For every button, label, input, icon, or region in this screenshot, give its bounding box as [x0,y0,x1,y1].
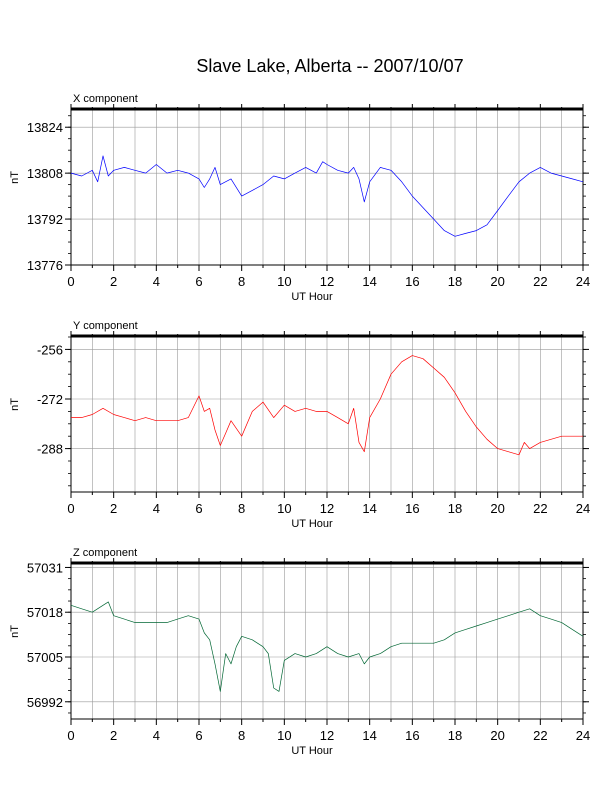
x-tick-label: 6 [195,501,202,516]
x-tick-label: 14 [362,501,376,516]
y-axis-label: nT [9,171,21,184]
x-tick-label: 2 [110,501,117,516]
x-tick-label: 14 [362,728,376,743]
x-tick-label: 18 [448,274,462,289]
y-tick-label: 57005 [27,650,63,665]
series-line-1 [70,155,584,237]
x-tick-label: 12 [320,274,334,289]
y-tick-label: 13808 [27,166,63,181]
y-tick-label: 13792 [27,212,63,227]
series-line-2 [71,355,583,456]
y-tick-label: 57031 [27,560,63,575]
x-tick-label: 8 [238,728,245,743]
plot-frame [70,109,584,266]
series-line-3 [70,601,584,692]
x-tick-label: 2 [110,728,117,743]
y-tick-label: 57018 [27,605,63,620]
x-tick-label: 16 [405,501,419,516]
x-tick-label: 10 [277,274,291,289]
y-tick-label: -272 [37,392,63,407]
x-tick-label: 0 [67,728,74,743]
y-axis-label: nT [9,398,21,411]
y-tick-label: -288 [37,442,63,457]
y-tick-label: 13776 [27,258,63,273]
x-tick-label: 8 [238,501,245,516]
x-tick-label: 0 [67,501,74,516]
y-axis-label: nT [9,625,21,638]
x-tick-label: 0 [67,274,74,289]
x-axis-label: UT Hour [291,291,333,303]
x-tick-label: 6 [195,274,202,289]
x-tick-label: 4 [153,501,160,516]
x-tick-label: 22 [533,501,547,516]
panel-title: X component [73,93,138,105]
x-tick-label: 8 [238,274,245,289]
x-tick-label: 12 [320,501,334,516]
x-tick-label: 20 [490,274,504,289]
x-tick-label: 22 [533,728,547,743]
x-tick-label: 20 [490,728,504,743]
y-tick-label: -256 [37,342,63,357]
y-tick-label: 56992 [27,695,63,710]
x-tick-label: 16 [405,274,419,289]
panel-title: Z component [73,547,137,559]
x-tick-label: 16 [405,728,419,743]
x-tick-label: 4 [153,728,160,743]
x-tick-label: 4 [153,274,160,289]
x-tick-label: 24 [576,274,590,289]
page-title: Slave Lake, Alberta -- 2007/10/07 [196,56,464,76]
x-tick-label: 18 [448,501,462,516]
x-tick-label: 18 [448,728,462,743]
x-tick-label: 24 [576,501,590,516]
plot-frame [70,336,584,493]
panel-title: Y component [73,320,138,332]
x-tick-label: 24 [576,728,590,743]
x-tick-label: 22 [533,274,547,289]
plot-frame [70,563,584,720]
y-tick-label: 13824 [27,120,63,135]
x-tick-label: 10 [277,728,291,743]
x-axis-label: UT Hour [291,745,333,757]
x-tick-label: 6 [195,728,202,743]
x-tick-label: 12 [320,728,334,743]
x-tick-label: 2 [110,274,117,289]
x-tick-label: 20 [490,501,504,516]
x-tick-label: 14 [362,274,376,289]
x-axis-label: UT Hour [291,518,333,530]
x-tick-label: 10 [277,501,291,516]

===

◆ **Problem to work on**: Arrange the lines of the material above as a numbered list, running from the line with "x-tick-label: 6 [195,501,202,516]" up to and including the line with "x-tick-label: 12 [320,274,334,289]", with blank lines left out.

◆ **Reply to the exercise**:
1. x-tick-label: 6 [195,501,202,516]
2. x-tick-label: 14 [362,501,376,516]
3. y-axis-label: nT [9,171,21,184]
4. x-tick-label: 2 [110,501,117,516]
5. x-tick-label: 14 [362,728,376,743]
6. x-tick-label: 18 [448,274,462,289]
7. y-tick-label: 57005 [27,650,63,665]
8. series-line-1 [70,155,584,237]
9. x-tick-label: 12 [320,274,334,289]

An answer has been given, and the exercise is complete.